____ Excerpted data
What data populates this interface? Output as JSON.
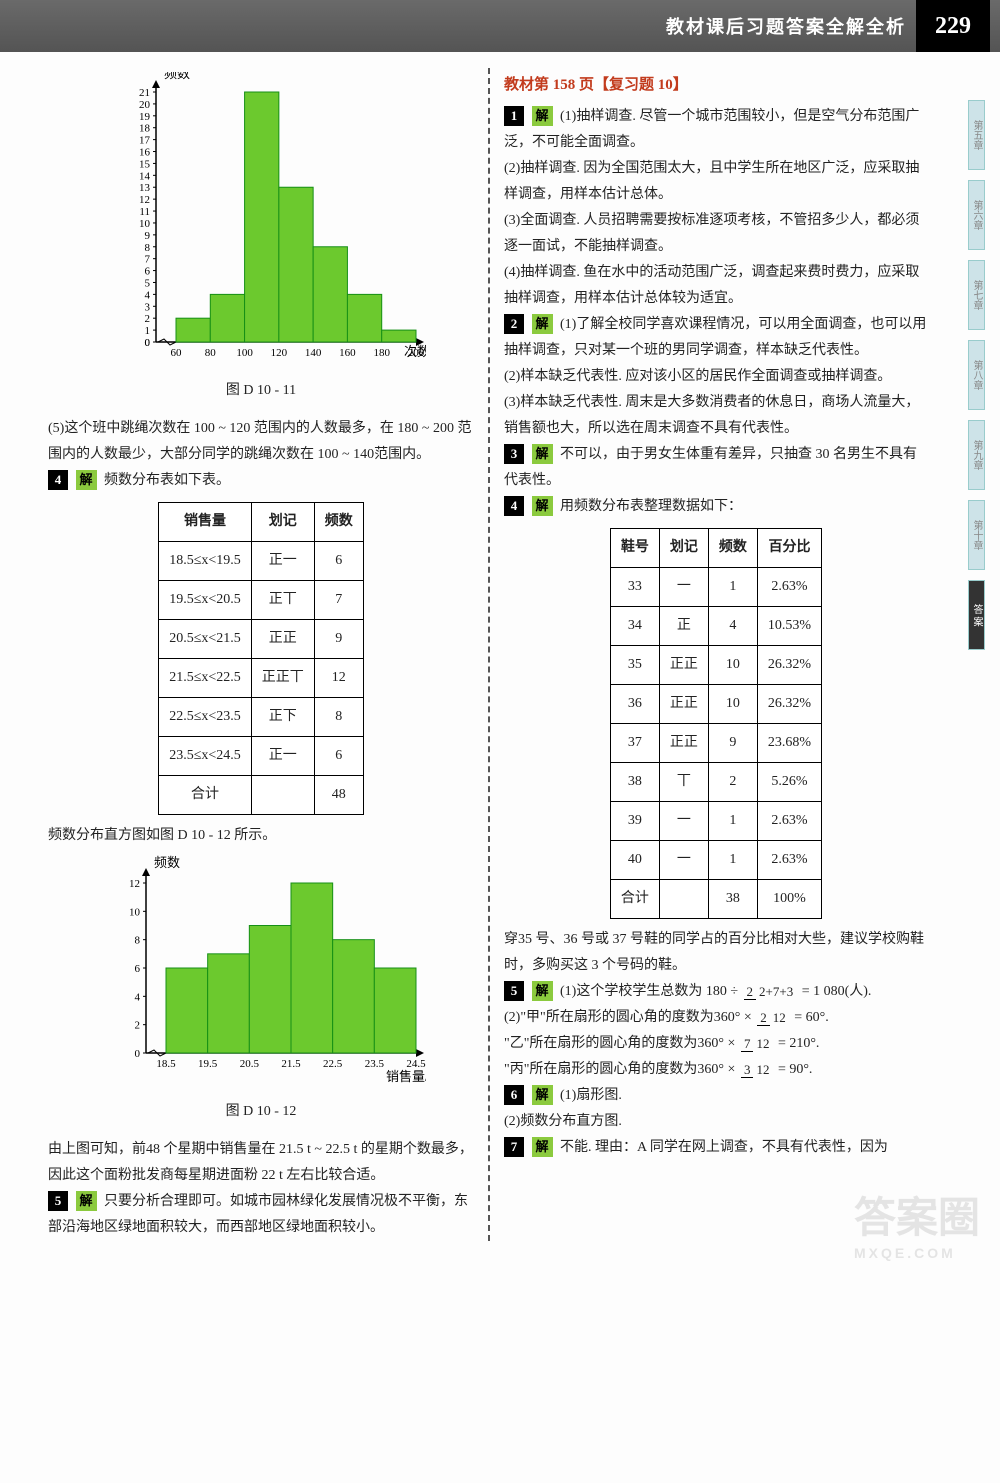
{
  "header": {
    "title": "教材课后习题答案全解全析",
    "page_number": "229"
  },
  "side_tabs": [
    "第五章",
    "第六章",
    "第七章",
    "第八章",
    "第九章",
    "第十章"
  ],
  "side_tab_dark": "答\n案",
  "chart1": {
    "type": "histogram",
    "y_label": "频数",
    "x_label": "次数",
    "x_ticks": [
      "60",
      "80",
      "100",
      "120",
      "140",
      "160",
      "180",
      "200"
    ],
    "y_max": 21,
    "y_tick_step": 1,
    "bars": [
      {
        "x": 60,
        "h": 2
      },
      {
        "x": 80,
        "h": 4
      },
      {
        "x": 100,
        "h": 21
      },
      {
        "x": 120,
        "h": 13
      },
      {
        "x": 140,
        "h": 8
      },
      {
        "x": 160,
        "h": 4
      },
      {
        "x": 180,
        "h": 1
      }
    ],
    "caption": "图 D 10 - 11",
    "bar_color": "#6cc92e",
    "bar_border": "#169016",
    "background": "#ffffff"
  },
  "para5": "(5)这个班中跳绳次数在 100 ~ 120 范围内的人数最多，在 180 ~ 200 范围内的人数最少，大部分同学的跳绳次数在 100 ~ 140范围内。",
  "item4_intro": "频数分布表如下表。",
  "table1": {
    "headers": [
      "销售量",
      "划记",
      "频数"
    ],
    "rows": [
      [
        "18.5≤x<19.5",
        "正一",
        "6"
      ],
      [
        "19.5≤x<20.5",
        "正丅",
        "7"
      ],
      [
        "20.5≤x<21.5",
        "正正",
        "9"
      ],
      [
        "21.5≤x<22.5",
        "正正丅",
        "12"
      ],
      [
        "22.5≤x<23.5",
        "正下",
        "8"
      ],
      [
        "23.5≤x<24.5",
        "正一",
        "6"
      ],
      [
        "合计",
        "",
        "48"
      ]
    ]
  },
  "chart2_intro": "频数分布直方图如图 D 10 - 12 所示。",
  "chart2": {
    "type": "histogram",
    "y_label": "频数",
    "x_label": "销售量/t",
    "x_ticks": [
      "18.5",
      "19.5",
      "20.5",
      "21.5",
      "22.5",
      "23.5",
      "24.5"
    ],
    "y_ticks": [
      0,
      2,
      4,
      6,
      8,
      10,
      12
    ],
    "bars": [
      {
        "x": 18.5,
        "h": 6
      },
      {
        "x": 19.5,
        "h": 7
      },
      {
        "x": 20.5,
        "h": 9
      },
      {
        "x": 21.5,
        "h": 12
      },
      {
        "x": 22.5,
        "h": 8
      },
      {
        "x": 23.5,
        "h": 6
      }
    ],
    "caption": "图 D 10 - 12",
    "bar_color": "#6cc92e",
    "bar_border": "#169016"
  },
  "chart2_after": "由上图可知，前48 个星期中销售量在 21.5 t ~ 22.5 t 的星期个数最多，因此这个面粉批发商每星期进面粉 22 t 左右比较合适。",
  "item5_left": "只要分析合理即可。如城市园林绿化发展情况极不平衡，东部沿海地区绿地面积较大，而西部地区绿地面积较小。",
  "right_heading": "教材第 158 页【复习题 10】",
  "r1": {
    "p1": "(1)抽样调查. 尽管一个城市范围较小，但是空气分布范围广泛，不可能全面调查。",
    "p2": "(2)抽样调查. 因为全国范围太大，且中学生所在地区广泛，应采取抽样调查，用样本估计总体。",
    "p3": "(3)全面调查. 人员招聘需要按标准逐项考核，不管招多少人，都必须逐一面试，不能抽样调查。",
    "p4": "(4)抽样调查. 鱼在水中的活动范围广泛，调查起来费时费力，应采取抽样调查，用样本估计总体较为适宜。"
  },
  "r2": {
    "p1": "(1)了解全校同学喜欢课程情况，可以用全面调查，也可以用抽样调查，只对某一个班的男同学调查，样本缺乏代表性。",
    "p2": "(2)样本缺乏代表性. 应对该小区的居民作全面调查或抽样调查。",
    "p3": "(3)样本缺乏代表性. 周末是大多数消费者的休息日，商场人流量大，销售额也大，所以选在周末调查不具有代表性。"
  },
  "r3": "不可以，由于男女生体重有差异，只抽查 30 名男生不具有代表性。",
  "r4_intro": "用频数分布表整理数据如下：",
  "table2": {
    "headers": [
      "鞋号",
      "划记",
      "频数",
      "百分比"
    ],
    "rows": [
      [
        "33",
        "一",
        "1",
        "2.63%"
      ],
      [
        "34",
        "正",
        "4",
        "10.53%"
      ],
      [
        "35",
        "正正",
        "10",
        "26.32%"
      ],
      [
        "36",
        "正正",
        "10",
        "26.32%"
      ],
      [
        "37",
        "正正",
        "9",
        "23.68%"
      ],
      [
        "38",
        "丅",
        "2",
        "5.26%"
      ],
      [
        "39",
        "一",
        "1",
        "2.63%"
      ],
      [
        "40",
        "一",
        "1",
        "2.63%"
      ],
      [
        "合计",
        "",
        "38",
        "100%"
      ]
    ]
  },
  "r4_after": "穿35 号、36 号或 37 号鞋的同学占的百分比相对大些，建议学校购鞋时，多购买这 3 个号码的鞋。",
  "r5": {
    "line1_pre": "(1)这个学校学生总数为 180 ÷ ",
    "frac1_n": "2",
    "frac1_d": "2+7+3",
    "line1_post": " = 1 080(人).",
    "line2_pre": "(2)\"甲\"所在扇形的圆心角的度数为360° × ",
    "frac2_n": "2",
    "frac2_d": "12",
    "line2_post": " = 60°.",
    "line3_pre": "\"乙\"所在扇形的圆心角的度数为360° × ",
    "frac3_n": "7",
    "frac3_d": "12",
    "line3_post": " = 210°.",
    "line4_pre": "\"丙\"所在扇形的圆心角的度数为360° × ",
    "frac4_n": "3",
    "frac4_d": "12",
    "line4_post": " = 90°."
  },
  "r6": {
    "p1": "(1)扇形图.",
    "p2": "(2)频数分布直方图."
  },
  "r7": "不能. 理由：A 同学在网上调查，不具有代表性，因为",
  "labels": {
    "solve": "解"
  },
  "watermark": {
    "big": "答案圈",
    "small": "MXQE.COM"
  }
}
________
____ Excerpted data
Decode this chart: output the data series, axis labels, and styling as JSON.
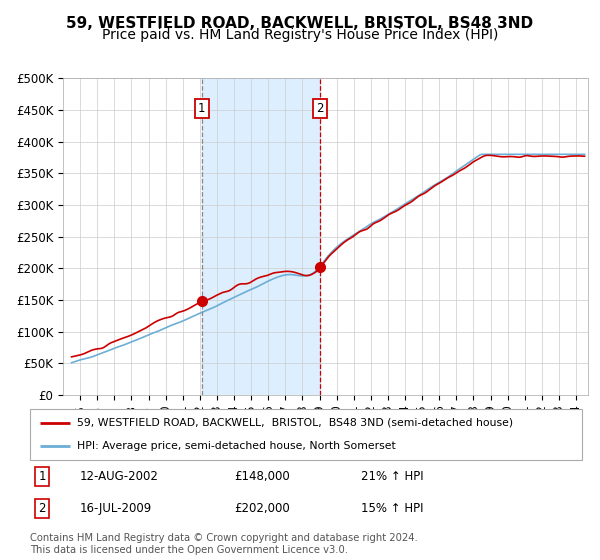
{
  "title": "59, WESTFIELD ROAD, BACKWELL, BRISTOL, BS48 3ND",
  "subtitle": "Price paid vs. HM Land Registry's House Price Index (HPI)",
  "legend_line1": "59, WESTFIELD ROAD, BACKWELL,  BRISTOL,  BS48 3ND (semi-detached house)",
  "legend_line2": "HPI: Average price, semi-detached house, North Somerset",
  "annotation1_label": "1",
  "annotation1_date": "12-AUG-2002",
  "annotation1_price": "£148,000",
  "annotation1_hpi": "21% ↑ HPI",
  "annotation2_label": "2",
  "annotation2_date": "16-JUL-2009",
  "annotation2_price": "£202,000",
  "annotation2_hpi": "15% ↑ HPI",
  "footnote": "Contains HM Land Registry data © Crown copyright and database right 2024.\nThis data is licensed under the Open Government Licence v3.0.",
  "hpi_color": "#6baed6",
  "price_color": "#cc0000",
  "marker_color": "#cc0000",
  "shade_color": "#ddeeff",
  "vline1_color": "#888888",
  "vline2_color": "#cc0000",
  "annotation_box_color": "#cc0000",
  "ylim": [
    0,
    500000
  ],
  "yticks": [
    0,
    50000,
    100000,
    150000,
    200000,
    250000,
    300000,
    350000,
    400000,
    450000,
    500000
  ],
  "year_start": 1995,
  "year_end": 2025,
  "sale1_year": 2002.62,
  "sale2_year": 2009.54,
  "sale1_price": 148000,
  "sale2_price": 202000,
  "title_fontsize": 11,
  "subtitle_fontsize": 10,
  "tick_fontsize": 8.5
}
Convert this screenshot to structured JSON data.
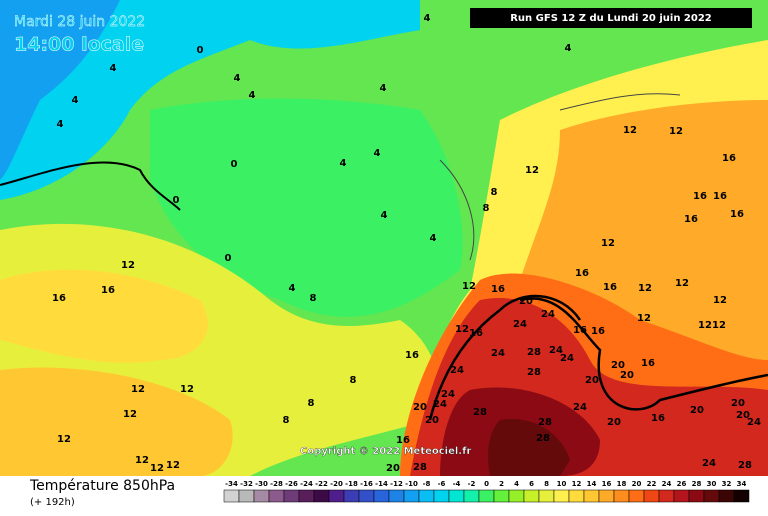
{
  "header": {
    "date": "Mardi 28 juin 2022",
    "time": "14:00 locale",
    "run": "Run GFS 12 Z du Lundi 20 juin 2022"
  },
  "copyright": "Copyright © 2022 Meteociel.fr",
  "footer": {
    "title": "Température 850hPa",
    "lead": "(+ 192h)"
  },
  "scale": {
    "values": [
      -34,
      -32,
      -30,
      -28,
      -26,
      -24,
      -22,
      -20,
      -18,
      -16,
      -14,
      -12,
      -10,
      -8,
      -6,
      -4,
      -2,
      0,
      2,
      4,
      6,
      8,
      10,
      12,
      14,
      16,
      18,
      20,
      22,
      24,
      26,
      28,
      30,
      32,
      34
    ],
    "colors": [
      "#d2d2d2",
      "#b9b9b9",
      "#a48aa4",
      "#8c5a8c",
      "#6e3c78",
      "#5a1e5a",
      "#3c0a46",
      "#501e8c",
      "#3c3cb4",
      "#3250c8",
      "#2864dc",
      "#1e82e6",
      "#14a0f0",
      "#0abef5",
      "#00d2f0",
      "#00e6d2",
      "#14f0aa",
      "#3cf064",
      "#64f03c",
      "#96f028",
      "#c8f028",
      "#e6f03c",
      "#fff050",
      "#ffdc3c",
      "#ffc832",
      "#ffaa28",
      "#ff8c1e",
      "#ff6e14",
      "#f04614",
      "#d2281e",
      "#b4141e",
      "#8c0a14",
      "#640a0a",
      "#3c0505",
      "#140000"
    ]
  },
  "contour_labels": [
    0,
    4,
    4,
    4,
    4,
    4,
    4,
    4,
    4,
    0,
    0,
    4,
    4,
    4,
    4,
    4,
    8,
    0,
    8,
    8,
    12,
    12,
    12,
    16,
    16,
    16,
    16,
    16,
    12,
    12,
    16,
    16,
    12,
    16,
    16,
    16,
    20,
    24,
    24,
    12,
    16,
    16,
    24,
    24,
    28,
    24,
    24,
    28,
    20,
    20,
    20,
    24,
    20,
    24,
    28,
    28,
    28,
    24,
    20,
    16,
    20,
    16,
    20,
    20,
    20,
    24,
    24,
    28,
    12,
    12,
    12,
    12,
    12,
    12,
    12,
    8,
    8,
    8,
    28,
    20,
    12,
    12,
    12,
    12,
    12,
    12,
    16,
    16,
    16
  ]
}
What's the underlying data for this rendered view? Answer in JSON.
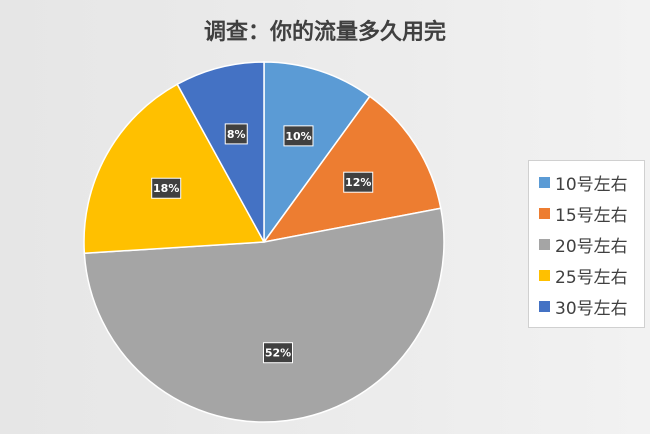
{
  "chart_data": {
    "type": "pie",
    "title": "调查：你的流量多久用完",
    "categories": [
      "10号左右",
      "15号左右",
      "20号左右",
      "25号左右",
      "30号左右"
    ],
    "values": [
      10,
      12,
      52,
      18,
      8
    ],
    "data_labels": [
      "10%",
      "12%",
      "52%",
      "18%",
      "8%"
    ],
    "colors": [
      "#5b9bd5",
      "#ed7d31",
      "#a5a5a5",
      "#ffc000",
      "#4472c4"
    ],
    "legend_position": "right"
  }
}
________
____ Excerpted data
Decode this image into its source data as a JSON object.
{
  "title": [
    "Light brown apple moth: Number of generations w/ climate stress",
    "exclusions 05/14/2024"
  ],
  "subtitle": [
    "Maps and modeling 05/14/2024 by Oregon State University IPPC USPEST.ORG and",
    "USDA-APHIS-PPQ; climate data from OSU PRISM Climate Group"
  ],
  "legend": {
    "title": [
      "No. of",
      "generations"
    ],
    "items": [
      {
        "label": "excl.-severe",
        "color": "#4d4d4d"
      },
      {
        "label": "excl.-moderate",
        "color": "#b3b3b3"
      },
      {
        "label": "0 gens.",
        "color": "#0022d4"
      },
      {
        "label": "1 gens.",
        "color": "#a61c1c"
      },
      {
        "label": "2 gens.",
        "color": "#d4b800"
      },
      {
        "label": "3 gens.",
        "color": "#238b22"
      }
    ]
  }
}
________
• Requirements: Check every line for "gens" and show the ones that have it.

• Output of the task:
        "label": "0 gens.",
        "label": "1 gens.",
        "label": "2 gens.",
        "label": "3 gens.",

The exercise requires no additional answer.